Figure content listings:

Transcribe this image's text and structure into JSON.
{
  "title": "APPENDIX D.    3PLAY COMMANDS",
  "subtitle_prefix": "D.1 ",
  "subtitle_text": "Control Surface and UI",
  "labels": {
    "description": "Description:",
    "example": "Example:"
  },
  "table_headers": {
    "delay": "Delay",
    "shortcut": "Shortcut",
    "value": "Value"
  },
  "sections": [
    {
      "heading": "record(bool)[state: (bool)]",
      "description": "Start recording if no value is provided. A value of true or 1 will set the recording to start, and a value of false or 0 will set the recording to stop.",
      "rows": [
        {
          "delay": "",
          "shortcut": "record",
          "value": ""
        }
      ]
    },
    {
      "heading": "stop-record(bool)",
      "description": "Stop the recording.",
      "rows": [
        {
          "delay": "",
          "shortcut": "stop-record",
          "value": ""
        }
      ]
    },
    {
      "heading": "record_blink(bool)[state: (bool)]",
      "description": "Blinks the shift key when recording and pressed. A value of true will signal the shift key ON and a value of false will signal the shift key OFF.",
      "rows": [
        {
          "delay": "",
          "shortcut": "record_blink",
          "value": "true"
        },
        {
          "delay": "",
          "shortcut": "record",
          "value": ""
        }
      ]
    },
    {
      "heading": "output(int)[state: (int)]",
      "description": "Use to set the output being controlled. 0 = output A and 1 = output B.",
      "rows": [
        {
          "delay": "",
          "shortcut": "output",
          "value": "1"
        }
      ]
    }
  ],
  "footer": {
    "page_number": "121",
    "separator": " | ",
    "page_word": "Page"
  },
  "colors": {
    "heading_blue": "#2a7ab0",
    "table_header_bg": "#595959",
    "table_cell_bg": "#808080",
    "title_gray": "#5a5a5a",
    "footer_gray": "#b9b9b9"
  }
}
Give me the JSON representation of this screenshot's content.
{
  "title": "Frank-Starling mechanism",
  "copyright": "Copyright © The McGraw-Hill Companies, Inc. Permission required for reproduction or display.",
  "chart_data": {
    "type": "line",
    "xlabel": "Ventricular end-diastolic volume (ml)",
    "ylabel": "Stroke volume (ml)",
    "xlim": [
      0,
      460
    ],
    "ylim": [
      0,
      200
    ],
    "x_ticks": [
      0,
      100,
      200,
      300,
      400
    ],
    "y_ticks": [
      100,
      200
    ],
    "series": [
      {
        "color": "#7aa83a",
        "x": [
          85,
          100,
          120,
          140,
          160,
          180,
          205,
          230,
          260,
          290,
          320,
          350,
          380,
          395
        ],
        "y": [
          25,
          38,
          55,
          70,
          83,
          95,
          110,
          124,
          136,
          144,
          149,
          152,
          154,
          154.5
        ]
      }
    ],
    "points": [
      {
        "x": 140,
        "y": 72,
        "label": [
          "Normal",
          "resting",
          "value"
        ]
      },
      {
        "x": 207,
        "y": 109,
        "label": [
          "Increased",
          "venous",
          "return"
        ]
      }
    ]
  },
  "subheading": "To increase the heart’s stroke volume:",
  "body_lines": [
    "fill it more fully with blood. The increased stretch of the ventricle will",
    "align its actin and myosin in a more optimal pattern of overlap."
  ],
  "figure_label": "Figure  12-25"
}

EXERCISE PROMPT: Give back all the data exactly as written.

EXERCISE ANSWER:
Transcribe this image's text and structure into JSON.
{
  "title": "APPENDIX D.    3PLAY COMMANDS",
  "subtitle_prefix": "D.1 ",
  "subtitle_text": "Control Surface and UI",
  "labels": {
    "description": "Description:",
    "example": "Example:"
  },
  "table_headers": {
    "delay": "Delay",
    "shortcut": "Shortcut",
    "value": "Value"
  },
  "sections": [
    {
      "heading": "record(bool)[state: (bool)]",
      "description": "Start recording if no value is provided. A value of true or 1 will set the recording to start, and a value of false or 0 will set the recording to stop.",
      "rows": [
        {
          "delay": "",
          "shortcut": "record",
          "value": ""
        }
      ]
    },
    {
      "heading": "stop-record(bool)",
      "description": "Stop the recording.",
      "rows": [
        {
          "delay": "",
          "shortcut": "stop-record",
          "value": ""
        }
      ]
    },
    {
      "heading": "record_blink(bool)[state: (bool)]",
      "description": "Blinks the shift key when recording and pressed. A value of true will signal the shift key ON and a value of false will signal the shift key OFF.",
      "rows": [
        {
          "delay": "",
          "shortcut": "record_blink",
          "value": "true"
        },
        {
          "delay": "",
          "shortcut": "record",
          "value": ""
        }
      ]
    },
    {
      "heading": "output(int)[state: (int)]",
      "description": "Use to set the output being controlled. 0 = output A and 1 = output B.",
      "rows": [
        {
          "delay": "",
          "shortcut": "output",
          "value": "1"
        }
      ]
    }
  ],
  "footer": {
    "page_number": "121",
    "separator": " | ",
    "page_word": "Page"
  },
  "colors": {
    "heading_blue": "#2a7ab0",
    "table_header_bg": "#595959",
    "table_cell_bg": "#808080",
    "title_gray": "#5a5a5a",
    "footer_gray": "#b9b9b9"
  }
}
Give me the JSON representation of this screenshot's content.
{
  "title": "Frank-Starling mechanism",
  "copyright": "Copyright © The McGraw-Hill Companies, Inc. Permission required for reproduction or display.",
  "chart_data": {
    "type": "line",
    "xlabel": "Ventricular end-diastolic volume (ml)",
    "ylabel": "Stroke volume (ml)",
    "xlim": [
      0,
      460
    ],
    "ylim": [
      0,
      200
    ],
    "x_ticks": [
      0,
      100,
      200,
      300,
      400
    ],
    "y_ticks": [
      100,
      200
    ],
    "series": [
      {
        "color": "#7aa83a",
        "x": [
          85,
          100,
          120,
          140,
          160,
          180,
          205,
          230,
          260,
          290,
          320,
          350,
          380,
          395
        ],
        "y": [
          25,
          38,
          55,
          70,
          83,
          95,
          110,
          124,
          136,
          144,
          149,
          152,
          154,
          154.5
        ]
      }
    ],
    "points": [
      {
        "x": 140,
        "y": 72,
        "label": [
          "Normal",
          "resting",
          "value"
        ]
      },
      {
        "x": 207,
        "y": 109,
        "label": [
          "Increased",
          "venous",
          "return"
        ]
      }
    ]
  },
  "subheading": "To increase the heart’s stroke volume:",
  "body_lines": [
    "fill it more fully with blood. The increased stretch of the ventricle will",
    "align its actin and myosin in a more optimal pattern of overlap."
  ],
  "figure_label": "Figure  12-25"
}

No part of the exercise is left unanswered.